##### Exercise data

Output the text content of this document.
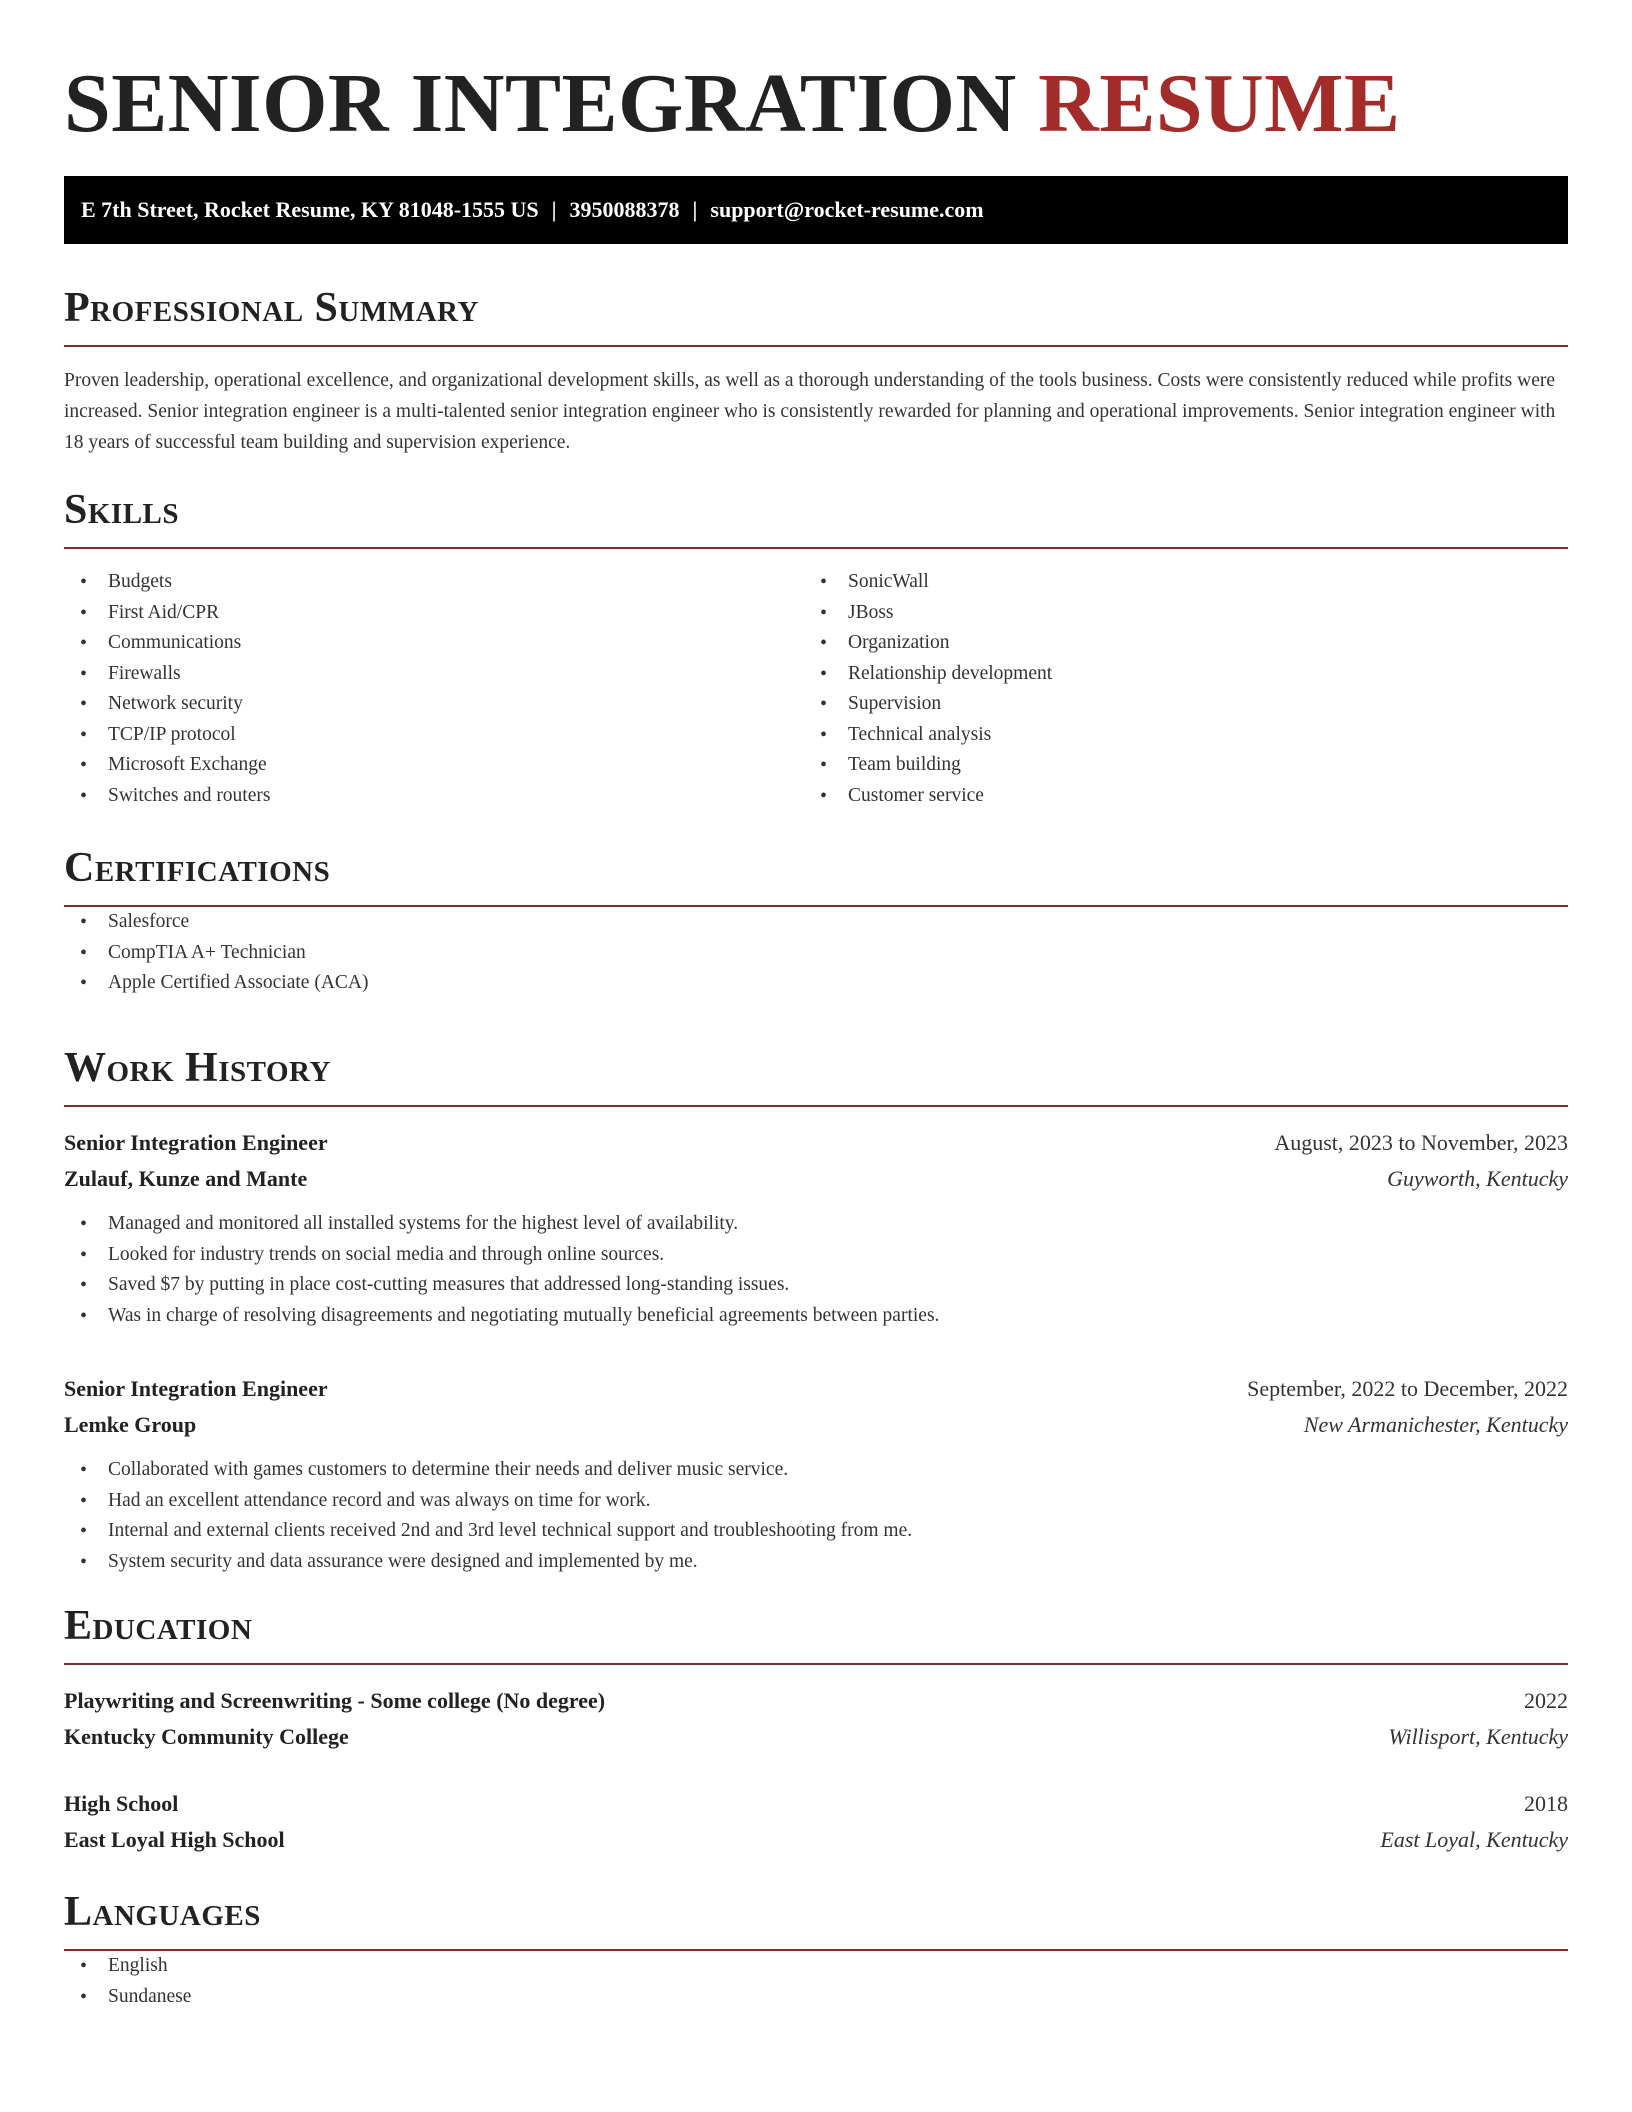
SENIOR INTEGRATION RESUME
E 7th Street, Rocket Resume, KY 81048-1555 US | 3950088378 | support@rocket-resume.com
Professional Summary

Proven leadership, operational excellence, and organizational development skills, as well as a thorough understanding of the tools business. Costs were consistently reduced while profits were increased. Senior integration engineer is a multi-talented senior integration engineer who is consistently rewarded for planning and operational improvements. Senior integration engineer with 18 years of successful team building and supervision experience.

Skills
• Budgets
• First Aid/CPR
• Communications
• Firewalls
• Network security
• TCP/IP protocol
• Microsoft Exchange
• Switches and routers
• SonicWall
• JBoss
• Organization
• Relationship development
• Supervision
• Technical analysis
• Team building
• Customer service
Certifications
• Salesforce
• CompTIA A+ Technician
• Apple Certified Associate (ACA)
Work History
Senior Integration Engineer	August, 2023 to November, 2023
Zulauf, Kunze and Mante	Guyworth, Kentucky
• Managed and monitored all installed systems for the highest level of availability.
• Looked for industry trends on social media and through online sources.
• Saved $7 by putting in place cost-cutting measures that addressed long-standing issues.
• Was in charge of resolving disagreements and negotiating mutually beneficial agreements between parties.
Senior Integration Engineer	September, 2022 to December, 2022
Lemke Group	New Armanichester, Kentucky
• Collaborated with games customers to determine their needs and deliver music service.
• Had an excellent attendance record and was always on time for work.
• Internal and external clients received 2nd and 3rd level technical support and troubleshooting from me.
• System security and data assurance were designed and implemented by me.
Education
Playwriting and Screenwriting - Some college (No degree)	2022
Kentucky Community College	Willisport, Kentucky
High School	2018
East Loyal High School	East Loyal, Kentucky
Languages
• English
• Sundanese
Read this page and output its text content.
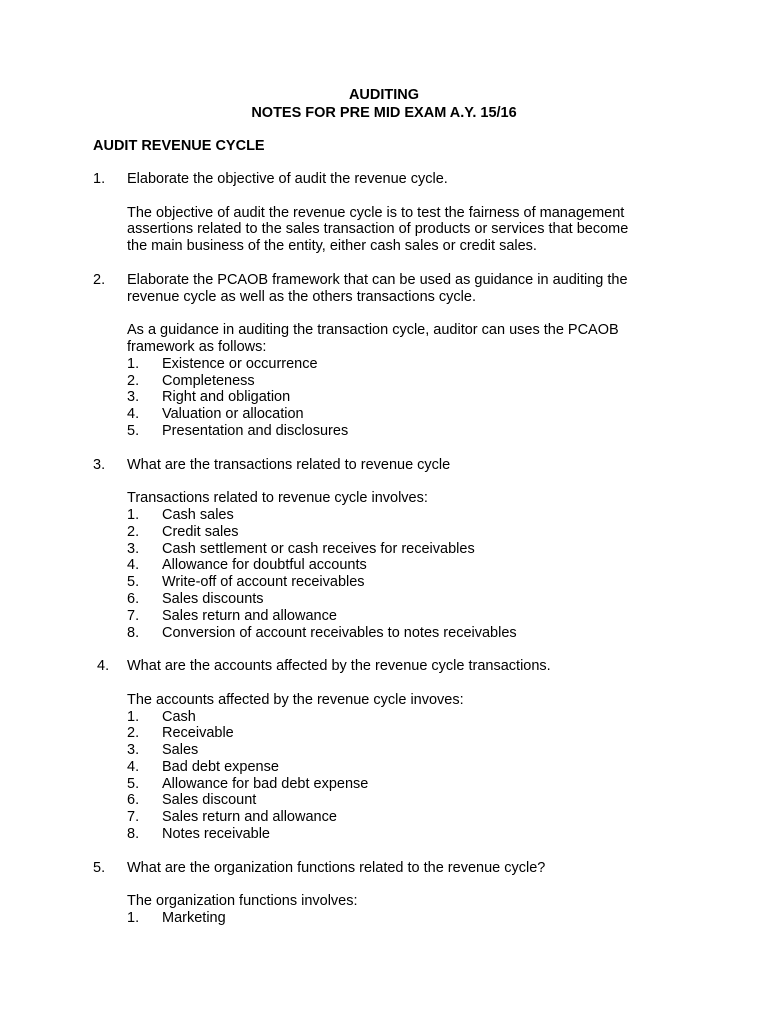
AUDITING
NOTES FOR PRE MID EXAM A.Y. 15/16
AUDIT REVENUE CYCLE
1.	Elaborate the objective of audit the revenue cycle.

The objective of audit the revenue cycle is to test the fairness of management

assertions related to the sales transaction of products or services that become

the main business of the entity, either cash sales or credit sales.

2.	Elaborate the PCAOB framework that can be used as guidance in auditing the
revenue cycle as well as the others transactions cycle.

As a guidance in auditing the transaction cycle, auditor can uses the PCAOB

framework as follows:

1. Existence or occurrence
2. Completeness
3. Right and obligation
4. Valuation or allocation
5. Presentation and disclosures
3.	What are the transactions related to revenue cycle

Transactions related to revenue cycle involves:

1. Cash sales
2. Credit sales
3. Cash settlement or cash receives for receivables
4. Allowance for doubtful accounts
5. Write-off of account receivables
6. Sales discounts
7. Sales return and allowance
8. Conversion of account receivables to notes receivables
4.	What are the accounts affected by the revenue cycle transactions.

The accounts affected by the revenue cycle invoves:

1. Cash
2. Receivable
3. Sales
4. Bad debt expense
5. Allowance for bad debt expense
6. Sales discount
7. Sales return and allowance
8. Notes receivable
5.	What are the organization functions related to the revenue cycle?

The organization functions involves:

1. Marketing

##########

→ **To be done**
Go through the entries above and copy every line containing "Kentucky".

→ **Response below**
Zulauf, Kunze and Mante	Guyworth, Kentucky
Lemke Group	New Armanichester, Kentucky
Kentucky Community College	Willisport, Kentucky
East Loyal High School	East Loyal, Kentucky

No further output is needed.